** START OF DATA IN THIS EXERCISE **
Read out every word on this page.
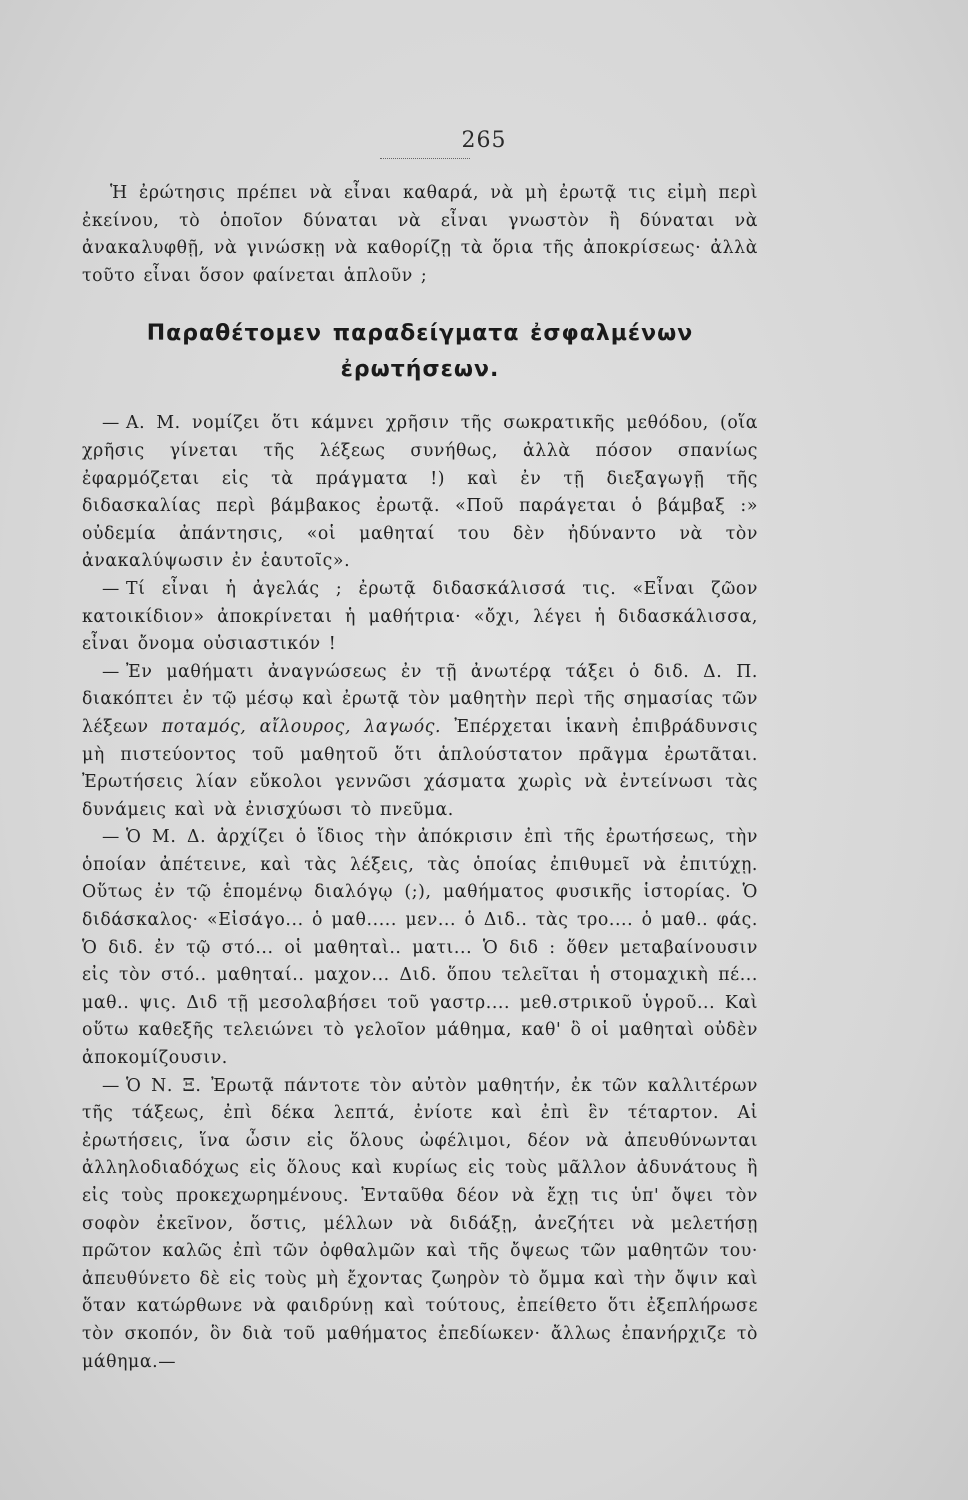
265

Ἡ ἐρώτησις πρέπει νὰ εἶναι καθαρά, νὰ μὴ ἐρωτᾷ τις εἰμὴ περὶ ἐκείνου, τὸ ὁποῖον δύναται νὰ εἶναι γνωστὸν ἢ δύναται νὰ ἀνακαλυφθῇ, νὰ γινώσκῃ νὰ καθορίζῃ τὰ ὅρια τῆς ἀποκρίσεως· ἀλλὰ τοῦτο εἶναι ὅσον φαίνεται ἁπλοῦν ;

Παραθέτομεν παραδείγματα ἐσφαλμένων
ἐρωτήσεων.

— Α. Μ. νομίζει ὅτι κάμνει χρῆσιν τῆς σωκρατικῆς μεθόδου, (οἵα χρῆσις γίνεται τῆς λέξεως συνήθως, ἀλλὰ πόσον σπανίως ἐφαρμόζεται εἰς τὰ πράγματα !) καὶ ἐν τῇ διεξαγωγῇ τῆς διδασκαλίας περὶ βάμβακος ἐρωτᾷ. «Ποῦ παράγεται ὁ βάμβαξ :» οὐδεμία ἀπάντησις, «οἱ μαθηταί του δὲν ἠδύναντο νὰ τὸν ἀνακαλύψωσιν ἐν ἑαυτοῖς».

— Τί εἶναι ἡ ἀγελάς ; ἐρωτᾷ διδασκάλισσά τις. «Εἶναι ζῶον κατοικίδιον» ἀποκρίνεται ἡ μαθήτρια· «ὄχι, λέγει ἡ διδασκάλισσα, εἶναι ὄνομα οὐσιαστικόν !

— Ἐν μαθήματι ἀναγνώσεως ἐν τῇ ἀνωτέρᾳ τάξει ὁ διδ. Δ. Π. διακόπτει ἐν τῷ μέσῳ καὶ ἐρωτᾷ τὸν μαθητὴν περὶ τῆς σημασίας τῶν λέξεων ποταμός, αἴλουρος, λαγωός. Ἐπέρχεται ἱκανὴ ἐπιβράδυνσις μὴ πιστεύοντος τοῦ μαθητοῦ ὅτι ἁπλούστατον πρᾶγμα ἐρωτᾶται. Ἐρωτήσεις λίαν εὔκολοι γεννῶσι χάσματα χωρὶς νὰ ἐντείνωσι τὰς δυνάμεις καὶ νὰ ἐνισχύωσι τὸ πνεῦμα.

— Ὁ Μ. Δ. ἀρχίζει ὁ ἴδιος τὴν ἀπόκρισιν ἐπὶ τῆς ἐρωτήσεως, τὴν ὁποίαν ἀπέτεινε, καὶ τὰς λέξεις, τὰς ὁποίας ἐπιθυμεῖ νὰ ἐπιτύχῃ. Οὕτως ἐν τῷ ἑπομένῳ διαλόγῳ (;), μαθήματος φυσικῆς ἱστορίας. Ὁ διδάσκαλος· «Εἰσάγο... ὁ μαθ..... μεν... ὁ Διδ.. τὰς τρο.... ὁ μαθ.. φάς. Ὁ διδ. ἐν τῷ στό... οἱ μαθηταὶ.. ματι... Ὁ διδ : ὅθεν μεταβαίνουσιν εἰς τὸν στό.. μαθηταί.. μαχον... Διδ. ὅπου τελεῖται ἡ στομαχικὴ πέ... μαθ.. ψις. Διδ τῇ μεσολαβήσει τοῦ γαστρ.... μεθ.στρικοῦ ὑγροῦ... Καὶ οὕτω καθεξῆς τελειώνει τὸ γελοῖον μάθημα, καθ' ὃ οἱ μαθηταὶ οὐδὲν ἀποκομίζουσιν.

— Ὁ Ν. Ξ. Ἐρωτᾷ πάντοτε τὸν αὐτὸν μαθητήν, ἐκ τῶν καλλιτέρων τῆς τάξεως, ἐπὶ δέκα λεπτά, ἐνίοτε καὶ ἐπὶ ἓν τέταρτον. Αἱ ἐρωτήσεις, ἵνα ὦσιν εἰς ὅλους ὠφέλιμοι, δέον νὰ ἀπευθύνωνται ἀλληλοδιαδόχως εἰς ὅλους καὶ κυρίως εἰς τοὺς μᾶλλον ἀδυνάτους ἢ εἰς τοὺς προκεχωρημένους. Ἐνταῦθα δέον νὰ ἔχῃ τις ὑπ' ὄψει τὸν σοφὸν ἐκεῖνον, ὅστις, μέλλων νὰ διδάξῃ, ἀνεζήτει νὰ μελετήσῃ πρῶτον καλῶς ἐπὶ τῶν ὀφθαλμῶν καὶ τῆς ὄψεως τῶν μαθητῶν του· ἀπευθύνετο δὲ εἰς τοὺς μὴ ἔχοντας ζωηρὸν τὸ ὄμμα καὶ τὴν ὄψιν καὶ ὅταν κατώρθωνε νὰ φαιδρύνῃ καὶ τούτους, ἐπείθετο ὅτι ἐξεπλήρωσε τὸν σκοπόν, ὃν διὰ τοῦ μαθήματος ἐπεδίωκεν· ἄλλως ἐπανήρχιζε τὸ μάθημα.—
** END OF DATA IN THIS EXERCISE **
REQUIREMENTS
Repeat the entries exactly. Pictures are excluded from the copy.

FULL RESPONSE
Read out every word on this page.
265

Ἡ ἐρώτησις πρέπει νὰ εἶναι καθαρά, νὰ μὴ ἐρωτᾷ τις εἰμὴ περὶ ἐκείνου, τὸ ὁποῖον δύναται νὰ εἶναι γνωστὸν ἢ δύναται νὰ ἀνακαλυφθῇ, νὰ γινώσκῃ νὰ καθορίζῃ τὰ ὅρια τῆς ἀποκρίσεως· ἀλλὰ τοῦτο εἶναι ὅσον φαίνεται ἁπλοῦν ;

Παραθέτομεν παραδείγματα ἐσφαλμένων
ἐρωτήσεων.

— Α. Μ. νομίζει ὅτι κάμνει χρῆσιν τῆς σωκρατικῆς μεθόδου, (οἵα χρῆσις γίνεται τῆς λέξεως συνήθως, ἀλλὰ πόσον σπανίως ἐφαρμόζεται εἰς τὰ πράγματα !) καὶ ἐν τῇ διεξαγωγῇ τῆς διδασκαλίας περὶ βάμβακος ἐρωτᾷ. «Ποῦ παράγεται ὁ βάμβαξ :» οὐδεμία ἀπάντησις, «οἱ μαθηταί του δὲν ἠδύναντο νὰ τὸν ἀνακαλύψωσιν ἐν ἑαυτοῖς».

— Τί εἶναι ἡ ἀγελάς ; ἐρωτᾷ διδασκάλισσά τις. «Εἶναι ζῶον κατοικίδιον» ἀποκρίνεται ἡ μαθήτρια· «ὄχι, λέγει ἡ διδασκάλισσα, εἶναι ὄνομα οὐσιαστικόν !

— Ἐν μαθήματι ἀναγνώσεως ἐν τῇ ἀνωτέρᾳ τάξει ὁ διδ. Δ. Π. διακόπτει ἐν τῷ μέσῳ καὶ ἐρωτᾷ τὸν μαθητὴν περὶ τῆς σημασίας τῶν λέξεων ποταμός, αἴλουρος, λαγωός. Ἐπέρχεται ἱκανὴ ἐπιβράδυνσις μὴ πιστεύοντος τοῦ μαθητοῦ ὅτι ἁπλούστατον πρᾶγμα ἐρωτᾶται. Ἐρωτήσεις λίαν εὔκολοι γεννῶσι χάσματα χωρὶς νὰ ἐντείνωσι τὰς δυνάμεις καὶ νὰ ἐνισχύωσι τὸ πνεῦμα.

— Ὁ Μ. Δ. ἀρχίζει ὁ ἴδιος τὴν ἀπόκρισιν ἐπὶ τῆς ἐρωτήσεως, τὴν ὁποίαν ἀπέτεινε, καὶ τὰς λέξεις, τὰς ὁποίας ἐπιθυμεῖ νὰ ἐπιτύχῃ. Οὕτως ἐν τῷ ἑπομένῳ διαλόγῳ (;), μαθήματος φυσικῆς ἱστορίας. Ὁ διδάσκαλος· «Εἰσάγο... ὁ μαθ..... μεν... ὁ Διδ.. τὰς τρο.... ὁ μαθ.. φάς. Ὁ διδ. ἐν τῷ στό... οἱ μαθηταὶ.. ματι... Ὁ διδ : ὅθεν μεταβαίνουσιν εἰς τὸν στό.. μαθηταί.. μαχον... Διδ. ὅπου τελεῖται ἡ στομαχικὴ πέ... μαθ.. ψις. Διδ τῇ μεσολαβήσει τοῦ γαστρ.... μεθ.στρικοῦ ὑγροῦ... Καὶ οὕτω καθεξῆς τελειώνει τὸ γελοῖον μάθημα, καθ' ὃ οἱ μαθηταὶ οὐδὲν ἀποκομίζουσιν.

— Ὁ Ν. Ξ. Ἐρωτᾷ πάντοτε τὸν αὐτὸν μαθητήν, ἐκ τῶν καλλιτέρων τῆς τάξεως, ἐπὶ δέκα λεπτά, ἐνίοτε καὶ ἐπὶ ἓν τέταρτον. Αἱ ἐρωτήσεις, ἵνα ὦσιν εἰς ὅλους ὠφέλιμοι, δέον νὰ ἀπευθύνωνται ἀλληλοδιαδόχως εἰς ὅλους καὶ κυρίως εἰς τοὺς μᾶλλον ἀδυνάτους ἢ εἰς τοὺς προκεχωρημένους. Ἐνταῦθα δέον νὰ ἔχῃ τις ὑπ' ὄψει τὸν σοφὸν ἐκεῖνον, ὅστις, μέλλων νὰ διδάξῃ, ἀνεζήτει νὰ μελετήσῃ πρῶτον καλῶς ἐπὶ τῶν ὀφθαλμῶν καὶ τῆς ὄψεως τῶν μαθητῶν του· ἀπευθύνετο δὲ εἰς τοὺς μὴ ἔχοντας ζωηρὸν τὸ ὄμμα καὶ τὴν ὄψιν καὶ ὅταν κατώρθωνε νὰ φαιδρύνῃ καὶ τούτους, ἐπείθετο ὅτι ἐξεπλήρωσε τὸν σκοπόν, ὃν διὰ τοῦ μαθήματος ἐπεδίωκεν· ἄλλως ἐπανήρχιζε τὸ μάθημα.—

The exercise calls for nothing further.